SHORT PROBLEM: Repeat every record below exactly, omitting any pictures.

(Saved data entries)

"""

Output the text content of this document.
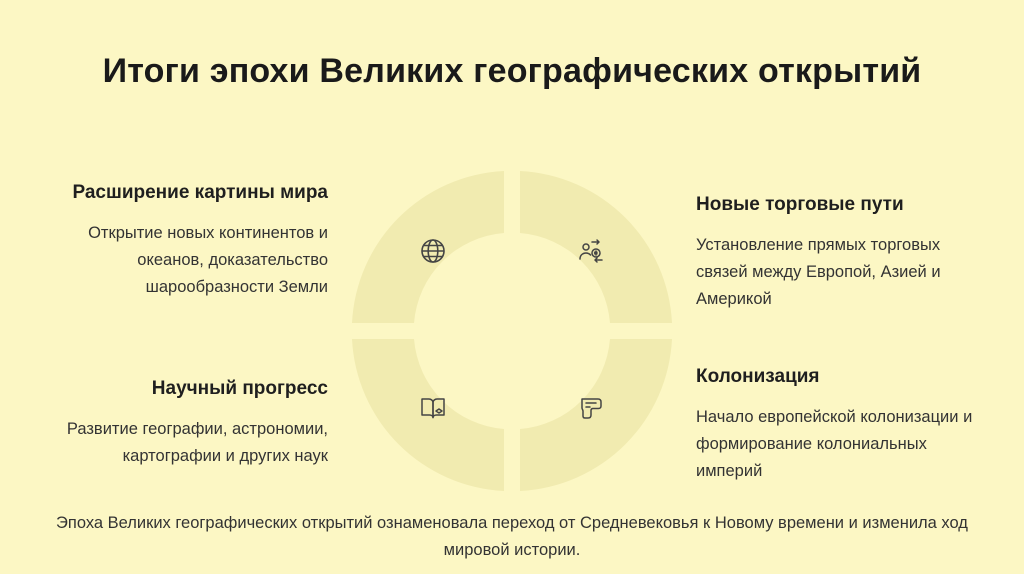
Итоги эпохи Великих географических открытий
Расширение картины мира

Открытие новых континентов и океанов, доказательство шарообразности Земли

Научный прогресс

Развитие географии, астрономии, картографии и других наук

Новые торговые пути

Установление прямых торговых связей между Европой, Азией и Америкой

Колонизация

Начало европейской колонизации и формирование колониальных империй

Эпоха Великих географических открытий ознаменовала переход от Средневековья к Новому времени и изменила ход мировой истории.
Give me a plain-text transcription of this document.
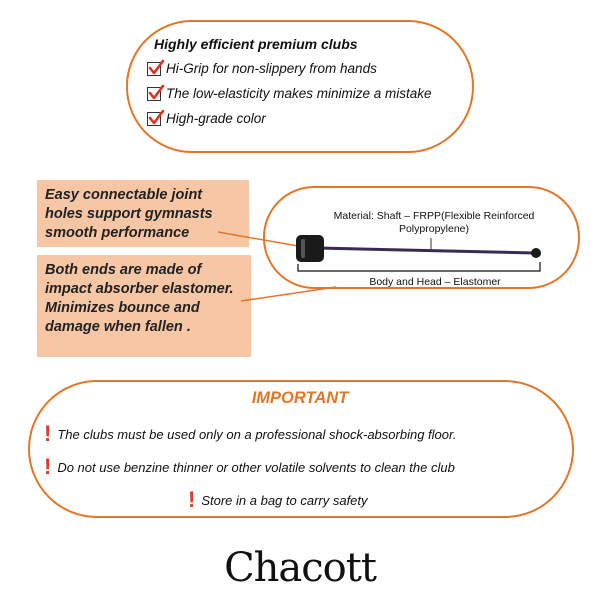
Highly efficient premium clubs
Hi-Grip for non-slippery from hands
The low-elasticity makes minimize a mistake
High-grade color
Easy connectable joint holes support gymnasts smooth performance
Both ends are made of impact absorber elastomer. Minimizes bounce and damage when fallen .
Material: Shaft – FRPP(Flexible Reinforced Polypropylene)
Body and Head – Elastomer
IMPORTANT
! The clubs must be used only on a professional shock-absorbing floor.
! Do not use benzine thinner or other volatile solvents to clean the club
! Store in a bag to carry safety
Chacott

"""

ANSWER FOR THIS EXERCISE:
Output the text content of this document.
Итоги эпохи Великих географических открытий
Расширение картины мира

Открытие новых континентов и океанов, доказательство шарообразности Земли

Научный прогресс

Развитие географии, астрономии, картографии и других наук

Новые торговые пути

Установление прямых торговых связей между Европой, Азией и Америкой

Колонизация

Начало европейской колонизации и формирование колониальных империй

Эпоха Великих географических открытий ознаменовала переход от Средневековья к Новому времени и изменила ход мировой истории.
Give me a plain-text transcription of this document.
Highly efficient premium clubs
Hi-Grip for non-slippery from hands
The low-elasticity makes minimize a mistake
High-grade color
Easy connectable joint holes support gymnasts smooth performance
Both ends are made of impact absorber elastomer. Minimizes bounce and damage when fallen .
Material: Shaft – FRPP(Flexible Reinforced Polypropylene)
Body and Head – Elastomer
IMPORTANT
! The clubs must be used only on a professional shock-absorbing floor.
! Do not use benzine thinner or other volatile solvents to clean the club
! Store in a bag to carry safety
Chacott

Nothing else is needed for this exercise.